* START Information supplied *

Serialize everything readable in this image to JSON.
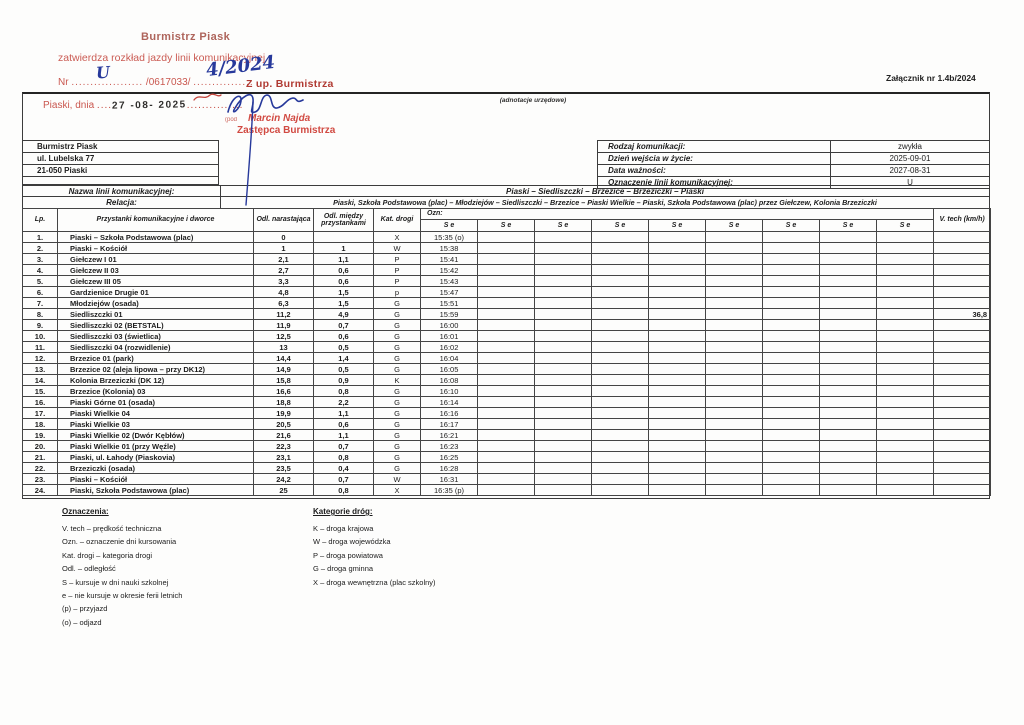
{
  "page": {
    "attachment_note": "Załącznik nr 1.4b/2024"
  },
  "colors": {
    "stamp_red": "#c4453c",
    "ink_blue": "#27399b",
    "border_dark": "#3c3c3c",
    "paper": "#fdfdfc"
  },
  "stamps": {
    "burmistrz_piask": "Burmistrz Piask",
    "zatwierdza": "zatwierdza rozkład jazdy linii komunikacyjnej",
    "nr_prefix": "Nr",
    "nr_dots1": "...................",
    "nr_number": "/0617033/",
    "nr_dots2": "................",
    "handwritten_nr": "U",
    "handwritten_year": "4/2024",
    "z_up": "Z up. Burmistrza",
    "piaski_dnia": "Piaski, dnia",
    "date_dots1": "....",
    "date_stamp": "27 -08- 2025",
    "date_dots2": "...............",
    "adnotacja": "(adnotacje urzędowe)",
    "podpis_fragment": "(pod",
    "signer_name": "Marcin Najda",
    "signer_title": "Zastępca Burmistrza"
  },
  "issuer": {
    "lines": [
      "Burmistrz Piask",
      "ul. Lubelska 77",
      "21-050 Piaski"
    ]
  },
  "meta": {
    "rows": [
      {
        "label": "Rodzaj komunikacji:",
        "value": "zwykła"
      },
      {
        "label": "Dzień wejścia w życie:",
        "value": "2025-09-01"
      },
      {
        "label": "Data ważności:",
        "value": "2027-08-31"
      },
      {
        "label": "Oznaczenie linii komunikacyjnej:",
        "value": "U"
      }
    ]
  },
  "line": {
    "nazwa_label": "Nazwa linii komunikacyjnej:",
    "nazwa_value": "Piaski – Siedliszczki – Brzezice – Brzeziczki – Piaski",
    "relacja_label": "Relacja:",
    "relacja_value": "Piaski, Szkoła Podstawowa (plac) – Młodziejów – Siedliszczki – Brzezice – Piaski Wielkie – Piaski, Szkoła Podstawowa (plac) przez Giełczew, Kolonia Brzeziczki"
  },
  "table": {
    "headers": {
      "lp": "Lp.",
      "stops": "Przystanki komunikacyjne i dworce",
      "odl_narastajaca": "Odl. narastająca",
      "odl_miedzy": "Odl. między przystankami",
      "kat_drogi": "Kat. drogi",
      "ozn": "Ozn:",
      "vtech": "V. tech (km/h)"
    },
    "se_label": "S e",
    "se_columns": 9,
    "rows": [
      {
        "lp": "1.",
        "stop": "Piaski – Szkoła Podstawowa (plac)",
        "odl_narastajaca": "0",
        "odl_miedzy": "",
        "kat": "X",
        "se": "15:35 (o)",
        "vtech": ""
      },
      {
        "lp": "2.",
        "stop": "Piaski – Kościół",
        "odl_narastajaca": "1",
        "odl_miedzy": "1",
        "kat": "W",
        "se": "15:38",
        "vtech": ""
      },
      {
        "lp": "3.",
        "stop": "Giełczew I 01",
        "odl_narastajaca": "2,1",
        "odl_miedzy": "1,1",
        "kat": "P",
        "se": "15:41",
        "vtech": ""
      },
      {
        "lp": "4.",
        "stop": "Giełczew II 03",
        "odl_narastajaca": "2,7",
        "odl_miedzy": "0,6",
        "kat": "P",
        "se": "15:42",
        "vtech": ""
      },
      {
        "lp": "5.",
        "stop": "Giełczew III 05",
        "odl_narastajaca": "3,3",
        "odl_miedzy": "0,6",
        "kat": "P",
        "se": "15:43",
        "vtech": ""
      },
      {
        "lp": "6.",
        "stop": "Gardzienice Drugie 01",
        "odl_narastajaca": "4,8",
        "odl_miedzy": "1,5",
        "kat": "p",
        "se": "15:47",
        "vtech": ""
      },
      {
        "lp": "7.",
        "stop": "Młodziejów (osada)",
        "odl_narastajaca": "6,3",
        "odl_miedzy": "1,5",
        "kat": "G",
        "se": "15:51",
        "vtech": ""
      },
      {
        "lp": "8.",
        "stop": "Siedliszczki 01",
        "odl_narastajaca": "11,2",
        "odl_miedzy": "4,9",
        "kat": "G",
        "se": "15:59",
        "vtech": "36,8"
      },
      {
        "lp": "9.",
        "stop": "Siedliszczki 02 (BETSTAL)",
        "odl_narastajaca": "11,9",
        "odl_miedzy": "0,7",
        "kat": "G",
        "se": "16:00",
        "vtech": ""
      },
      {
        "lp": "10.",
        "stop": "Siedliszczki 03 (świetlica)",
        "odl_narastajaca": "12,5",
        "odl_miedzy": "0,6",
        "kat": "G",
        "se": "16:01",
        "vtech": ""
      },
      {
        "lp": "11.",
        "stop": "Siedliszczki 04 (rozwidlenie)",
        "odl_narastajaca": "13",
        "odl_miedzy": "0,5",
        "kat": "G",
        "se": "16:02",
        "vtech": ""
      },
      {
        "lp": "12.",
        "stop": "Brzezice 01 (park)",
        "odl_narastajaca": "14,4",
        "odl_miedzy": "1,4",
        "kat": "G",
        "se": "16:04",
        "vtech": ""
      },
      {
        "lp": "13.",
        "stop": "Brzezice 02 (aleja lipowa – przy DK12)",
        "odl_narastajaca": "14,9",
        "odl_miedzy": "0,5",
        "kat": "G",
        "se": "16:05",
        "vtech": ""
      },
      {
        "lp": "14.",
        "stop": "Kolonia Brzeziczki (DK 12)",
        "odl_narastajaca": "15,8",
        "odl_miedzy": "0,9",
        "kat": "K",
        "se": "16:08",
        "vtech": ""
      },
      {
        "lp": "15.",
        "stop": "Brzezice (Kolonia) 03",
        "odl_narastajaca": "16,6",
        "odl_miedzy": "0,8",
        "kat": "G",
        "se": "16:10",
        "vtech": ""
      },
      {
        "lp": "16.",
        "stop": "Piaski Górne 01 (osada)",
        "odl_narastajaca": "18,8",
        "odl_miedzy": "2,2",
        "kat": "G",
        "se": "16:14",
        "vtech": ""
      },
      {
        "lp": "17.",
        "stop": "Piaski Wielkie 04",
        "odl_narastajaca": "19,9",
        "odl_miedzy": "1,1",
        "kat": "G",
        "se": "16:16",
        "vtech": ""
      },
      {
        "lp": "18.",
        "stop": "Piaski Wielkie 03",
        "odl_narastajaca": "20,5",
        "odl_miedzy": "0,6",
        "kat": "G",
        "se": "16:17",
        "vtech": ""
      },
      {
        "lp": "19.",
        "stop": "Piaski Wielkie 02 (Dwór Kębłów)",
        "odl_narastajaca": "21,6",
        "odl_miedzy": "1,1",
        "kat": "G",
        "se": "16:21",
        "vtech": ""
      },
      {
        "lp": "20.",
        "stop": "Piaski Wielkie 01 (przy Węźle)",
        "odl_narastajaca": "22,3",
        "odl_miedzy": "0,7",
        "kat": "G",
        "se": "16:23",
        "vtech": ""
      },
      {
        "lp": "21.",
        "stop": "Piaski, ul. Łahody (Piaskovia)",
        "odl_narastajaca": "23,1",
        "odl_miedzy": "0,8",
        "kat": "G",
        "se": "16:25",
        "vtech": ""
      },
      {
        "lp": "22.",
        "stop": "Brzeziczki (osada)",
        "odl_narastajaca": "23,5",
        "odl_miedzy": "0,4",
        "kat": "G",
        "se": "16:28",
        "vtech": ""
      },
      {
        "lp": "23.",
        "stop": "Piaski – Kościół",
        "odl_narastajaca": "24,2",
        "odl_miedzy": "0,7",
        "kat": "W",
        "se": "16:31",
        "vtech": ""
      },
      {
        "lp": "24.",
        "stop": "Piaski, Szkoła Podstawowa (plac)",
        "odl_narastajaca": "25",
        "odl_miedzy": "0,8",
        "kat": "X",
        "se": "16:35 (p)",
        "vtech": ""
      }
    ]
  },
  "legend": {
    "oznaczenia": {
      "title": "Oznaczenia:",
      "items": [
        "V. tech – prędkość techniczna",
        "Ozn. – oznaczenie dni kursowania",
        "Kat. drogi – kategoria drogi",
        "Odl. – odległość",
        "S – kursuje w dni nauki szkolnej",
        "e – nie kursuje w okresie ferii letnich",
        "(p) – przyjazd",
        "(o) – odjazd"
      ]
    },
    "kategorie": {
      "title": "Kategorie dróg:",
      "items": [
        "K – droga krajowa",
        "W – droga wojewódzka",
        "P – droga powiatowa",
        "G – droga gminna",
        "X – droga wewnętrzna (plac szkolny)"
      ]
    }
  }
}
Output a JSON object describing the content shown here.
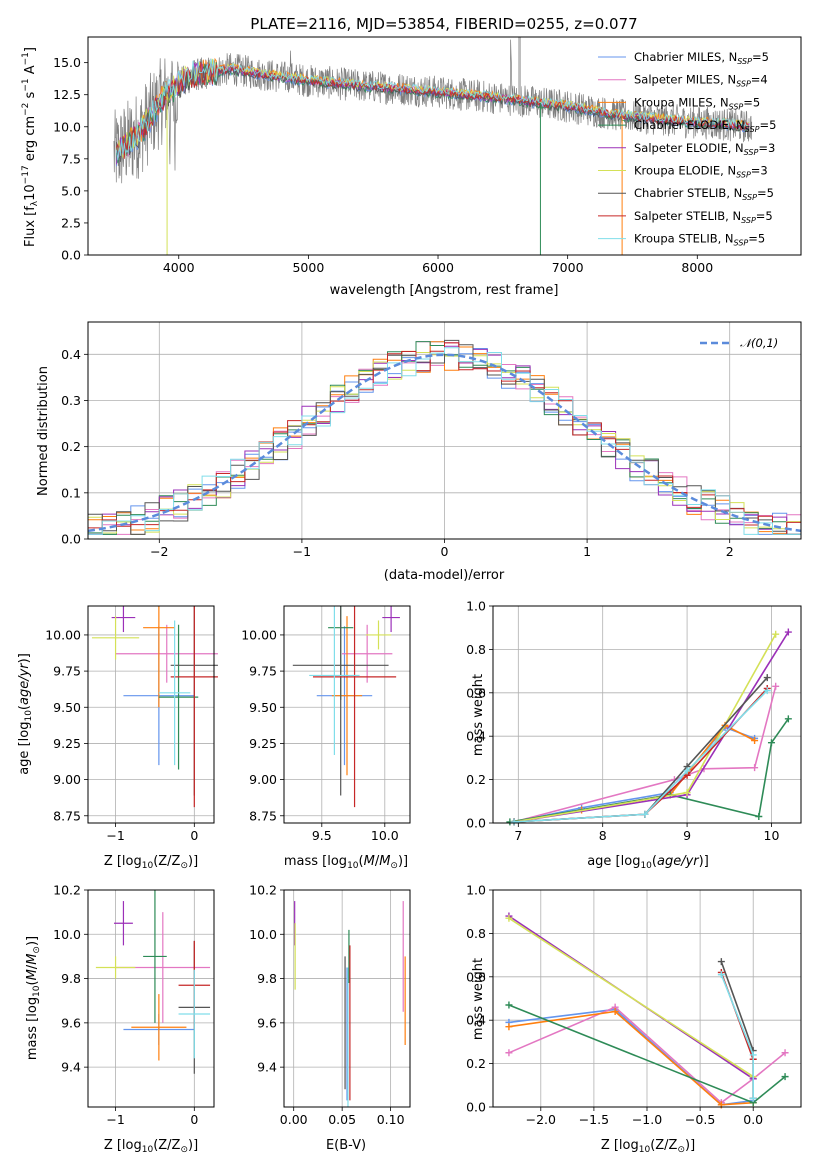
{
  "colors": [
    "#6495ED",
    "#E377C2",
    "#FF7F0E",
    "#2E8B57",
    "#9B30B8",
    "#D4E157",
    "#555555",
    "#C62828",
    "#80DEEA"
  ],
  "chart_data": [
    {
      "id": "spectrum",
      "type": "line",
      "title": "PLATE=2116, MJD=53854, FIBERID=0255, z=0.077",
      "xlabel": "wavelength [Angstrom, rest frame]",
      "ylabel": "Flux [f_λ10^-17 erg cm^-2 s^-1 A^-1]",
      "xlim": [
        3300,
        8800
      ],
      "ylim": [
        0,
        17
      ],
      "xticks": [
        "4000",
        "5000",
        "6000",
        "7000",
        "8000"
      ],
      "yticks": [
        "0.0",
        "2.5",
        "5.0",
        "7.5",
        "10.0",
        "12.5",
        "15.0"
      ],
      "legend": {
        "position": "top-right",
        "entries": [
          "Chabrier MILES, N_SSP=5",
          "Salpeter MILES, N_SSP=4",
          "Kroupa MILES, N_SSP=5",
          "Chabrier ELODIE, N_SSP=5",
          "Salpeter ELODIE, N_SSP=3",
          "Kroupa ELODIE, N_SSP=3",
          "Chabrier STELIB, N_SSP=5",
          "Salpeter STELIB, N_SSP=5",
          "Kroupa STELIB, N_SSP=5"
        ]
      },
      "continuum": {
        "x": [
          3500,
          3700,
          3900,
          4100,
          4400,
          4700,
          5000,
          5400,
          5800,
          6200,
          6600,
          7000,
          7400,
          7800,
          8200,
          8400
        ],
        "y": [
          7.8,
          9.5,
          12.5,
          14.0,
          14.5,
          14.0,
          13.6,
          13.2,
          12.9,
          12.5,
          12.1,
          11.6,
          10.9,
          10.5,
          10.2,
          10.0
        ]
      }
    },
    {
      "id": "residuals",
      "type": "histogram",
      "xlabel": "(data-model)/error",
      "ylabel": "Normed distribution",
      "xlim": [
        -2.5,
        2.5
      ],
      "ylim": [
        0,
        0.47
      ],
      "xticks": [
        "-2",
        "-1",
        "0",
        "1",
        "2"
      ],
      "yticks": [
        "0.0",
        "0.1",
        "0.2",
        "0.3",
        "0.4"
      ],
      "legend": {
        "position": "top-right",
        "entries": [
          "𝒩(0,1)"
        ]
      }
    },
    {
      "id": "age-Z",
      "type": "scatter",
      "xlabel": "Z [log10(Z/Z⊙)]",
      "ylabel": "age [log10(age/yr)]",
      "xlim": [
        -1.35,
        0.25
      ],
      "ylim": [
        8.7,
        10.2
      ],
      "xticks": [
        "-1",
        "0"
      ],
      "yticks": [
        "8.75",
        "9.00",
        "9.25",
        "9.50",
        "9.75",
        "10.00"
      ],
      "points": [
        {
          "x": -0.45,
          "y": 9.58,
          "ex": 0.45,
          "ey": 0.48,
          "c": 0
        },
        {
          "x": -0.35,
          "y": 9.87,
          "ex": 0.65,
          "ey": 0.2,
          "c": 1
        },
        {
          "x": -0.45,
          "y": 10.05,
          "ex": 0.2,
          "ey": 0.55,
          "c": 2
        },
        {
          "x": -0.2,
          "y": 9.57,
          "ex": 0.25,
          "ey": 0.5,
          "c": 3
        },
        {
          "x": -0.9,
          "y": 10.12,
          "ex": 0.15,
          "ey": 0.1,
          "c": 4
        },
        {
          "x": -1.0,
          "y": 9.98,
          "ex": 0.3,
          "ey": 0.15,
          "c": 5
        },
        {
          "x": 0.0,
          "y": 9.79,
          "ex": 0.3,
          "ey": 0.9,
          "c": 6
        },
        {
          "x": 0.0,
          "y": 9.71,
          "ex": 0.3,
          "ey": 0.9,
          "c": 7
        },
        {
          "x": -0.25,
          "y": 9.6,
          "ex": 0.2,
          "ey": 0.5,
          "c": 8
        }
      ]
    },
    {
      "id": "age-mass",
      "type": "scatter",
      "xlabel": "mass [log10(M/M⊙)]",
      "xlim": [
        9.2,
        10.2
      ],
      "ylim": [
        8.7,
        10.2
      ],
      "xticks": [
        "9.5",
        "10.0"
      ],
      "yticks": [
        "8.75",
        "9.00",
        "9.25",
        "9.50",
        "9.75",
        "10.00"
      ],
      "points": [
        {
          "x": 9.68,
          "y": 9.58,
          "ex": 0.22,
          "ey": 0.48,
          "c": 0
        },
        {
          "x": 9.86,
          "y": 9.87,
          "ex": 0.2,
          "ey": 0.2,
          "c": 1
        },
        {
          "x": 9.7,
          "y": 9.58,
          "ex": 0.12,
          "ey": 0.55,
          "c": 2
        },
        {
          "x": 9.65,
          "y": 10.05,
          "ex": 0.1,
          "ey": 0.5,
          "c": 3
        },
        {
          "x": 10.05,
          "y": 10.12,
          "ex": 0.07,
          "ey": 0.1,
          "c": 4
        },
        {
          "x": 9.95,
          "y": 10.0,
          "ex": 0.1,
          "ey": 0.1,
          "c": 5
        },
        {
          "x": 9.65,
          "y": 9.79,
          "ex": 0.38,
          "ey": 0.9,
          "c": 6
        },
        {
          "x": 9.76,
          "y": 9.71,
          "ex": 0.33,
          "ey": 0.9,
          "c": 7
        },
        {
          "x": 9.6,
          "y": 9.72,
          "ex": 0.2,
          "ey": 0.55,
          "c": 8
        }
      ]
    },
    {
      "id": "weight-age",
      "type": "line",
      "xlabel": "age [log10(age/yr)]",
      "ylabel": "mass weight",
      "xlim": [
        6.7,
        10.35
      ],
      "ylim": [
        0,
        1.0
      ],
      "xticks": [
        "7",
        "8",
        "9",
        "10"
      ],
      "yticks": [
        "0.0",
        "0.2",
        "0.4",
        "0.6",
        "0.8",
        "1.0"
      ],
      "series": [
        {
          "c": 0,
          "x": [
            6.95,
            7.75,
            8.8,
            9.45,
            9.8
          ],
          "y": [
            0.005,
            0.07,
            0.14,
            0.44,
            0.39
          ]
        },
        {
          "c": 1,
          "x": [
            6.95,
            8.85,
            9.2,
            9.8,
            10.05
          ],
          "y": [
            0.005,
            0.2,
            0.25,
            0.255,
            0.63
          ]
        },
        {
          "c": 2,
          "x": [
            6.95,
            7.75,
            8.8,
            9.45,
            9.8
          ],
          "y": [
            0.005,
            0.06,
            0.13,
            0.45,
            0.38
          ]
        },
        {
          "c": 3,
          "x": [
            6.9,
            8.8,
            9.85,
            10.0,
            10.2
          ],
          "y": [
            0.005,
            0.13,
            0.03,
            0.37,
            0.48
          ]
        },
        {
          "c": 4,
          "x": [
            6.95,
            9.0,
            10.2
          ],
          "y": [
            0.005,
            0.13,
            0.88
          ]
        },
        {
          "c": 5,
          "x": [
            6.95,
            9.0,
            10.05
          ],
          "y": [
            0.005,
            0.14,
            0.87
          ]
        },
        {
          "c": 6,
          "x": [
            6.95,
            8.5,
            9.0,
            9.95
          ],
          "y": [
            0.005,
            0.04,
            0.26,
            0.67
          ]
        },
        {
          "c": 7,
          "x": [
            6.95,
            8.5,
            9.0,
            9.95
          ],
          "y": [
            0.005,
            0.04,
            0.22,
            0.62
          ]
        },
        {
          "c": 8,
          "x": [
            6.95,
            8.5,
            9.0,
            9.95
          ],
          "y": [
            0.005,
            0.04,
            0.24,
            0.61
          ]
        }
      ]
    },
    {
      "id": "mass-Z",
      "type": "scatter",
      "xlabel": "Z [log10(Z/Z⊙)]",
      "ylabel": "mass [log10(M/M⊙)]",
      "xlim": [
        -1.35,
        0.25
      ],
      "ylim": [
        9.22,
        10.2
      ],
      "xticks": [
        "-1",
        "0"
      ],
      "yticks": [
        "9.4",
        "9.6",
        "9.8",
        "10.0",
        "10.2"
      ],
      "points": [
        {
          "x": -0.45,
          "y": 9.57,
          "ex": 0.45,
          "ey": 0.07,
          "c": 0
        },
        {
          "x": -0.4,
          "y": 9.85,
          "ex": 0.6,
          "ey": 0.25,
          "c": 1
        },
        {
          "x": -0.45,
          "y": 9.58,
          "ex": 0.35,
          "ey": 0.15,
          "c": 2
        },
        {
          "x": -0.5,
          "y": 9.9,
          "ex": 0.15,
          "ey": 0.3,
          "c": 3
        },
        {
          "x": -0.9,
          "y": 10.05,
          "ex": 0.12,
          "ey": 0.1,
          "c": 4
        },
        {
          "x": -1.0,
          "y": 9.85,
          "ex": 0.25,
          "ey": 0.05,
          "c": 5
        },
        {
          "x": 0.0,
          "y": 9.67,
          "ex": 0.2,
          "ey": 0.3,
          "c": 6
        },
        {
          "x": 0.0,
          "y": 9.77,
          "ex": 0.2,
          "ey": 0.2,
          "c": 7
        },
        {
          "x": 0.0,
          "y": 9.64,
          "ex": 0.2,
          "ey": 0.2,
          "c": 8
        }
      ]
    },
    {
      "id": "mass-EBV",
      "type": "scatter",
      "xlabel": "E(B-V)",
      "xlim": [
        -0.01,
        0.12
      ],
      "ylim": [
        9.22,
        10.2
      ],
      "xticks": [
        "0.00",
        "0.05",
        "0.10"
      ],
      "yticks": [
        "9.4",
        "9.6",
        "9.8",
        "10.0",
        "10.2"
      ],
      "points": [
        {
          "x": 0.001,
          "y": 10.05,
          "ey": 0.1,
          "c": 4
        },
        {
          "x": 0.0015,
          "y": 9.9,
          "ey": 0.15,
          "c": 5
        },
        {
          "x": 0.053,
          "y": 9.6,
          "ey": 0.3,
          "c": 6
        },
        {
          "x": 0.055,
          "y": 9.55,
          "ey": 0.3,
          "c": 0
        },
        {
          "x": 0.056,
          "y": 9.5,
          "ey": 0.35,
          "c": 8
        },
        {
          "x": 0.057,
          "y": 9.9,
          "ey": 0.12,
          "c": 3
        },
        {
          "x": 0.058,
          "y": 9.6,
          "ey": 0.35,
          "c": 7
        },
        {
          "x": 0.113,
          "y": 9.9,
          "ey": 0.25,
          "c": 1
        },
        {
          "x": 0.115,
          "y": 9.7,
          "ey": 0.2,
          "c": 2
        }
      ]
    },
    {
      "id": "weight-Z",
      "type": "line",
      "xlabel": "Z [log10(Z/Z⊙)]",
      "ylabel": "mass weight",
      "xlim": [
        -2.45,
        0.45
      ],
      "ylim": [
        0,
        1.0
      ],
      "xticks": [
        "-2.0",
        "-1.5",
        "-1.0",
        "-0.5",
        "0.0"
      ],
      "yticks": [
        "0.0",
        "0.2",
        "0.4",
        "0.6",
        "0.8",
        "1.0"
      ],
      "series": [
        {
          "c": 0,
          "x": [
            -2.3,
            -1.3,
            -0.3,
            0.0
          ],
          "y": [
            0.39,
            0.45,
            0.01,
            0.03
          ]
        },
        {
          "c": 1,
          "x": [
            -2.3,
            -1.3,
            -0.3,
            0.0,
            0.3
          ],
          "y": [
            0.25,
            0.46,
            0.02,
            0.13,
            0.25
          ]
        },
        {
          "c": 2,
          "x": [
            -2.3,
            -1.3,
            -0.3,
            0.0
          ],
          "y": [
            0.37,
            0.44,
            0.01,
            0.02
          ]
        },
        {
          "c": 3,
          "x": [
            -2.3,
            0.0,
            0.3
          ],
          "y": [
            0.47,
            0.02,
            0.14
          ]
        },
        {
          "c": 4,
          "x": [
            -2.3,
            0.0
          ],
          "y": [
            0.88,
            0.13
          ]
        },
        {
          "c": 5,
          "x": [
            -2.3,
            0.0
          ],
          "y": [
            0.87,
            0.14
          ]
        },
        {
          "c": 6,
          "x": [
            -0.3,
            0.0,
            0.0
          ],
          "y": [
            0.67,
            0.26,
            0.04
          ]
        },
        {
          "c": 7,
          "x": [
            -0.3,
            0.0,
            0.0
          ],
          "y": [
            0.62,
            0.22,
            0.04
          ]
        },
        {
          "c": 8,
          "x": [
            -0.3,
            0.0,
            0.0
          ],
          "y": [
            0.61,
            0.24,
            0.04
          ]
        }
      ]
    }
  ]
}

* END Information supplied *

# Exercise task
How many lines in these entries hold the string "STELIB"? Answer with the number alone.

# Written solution
3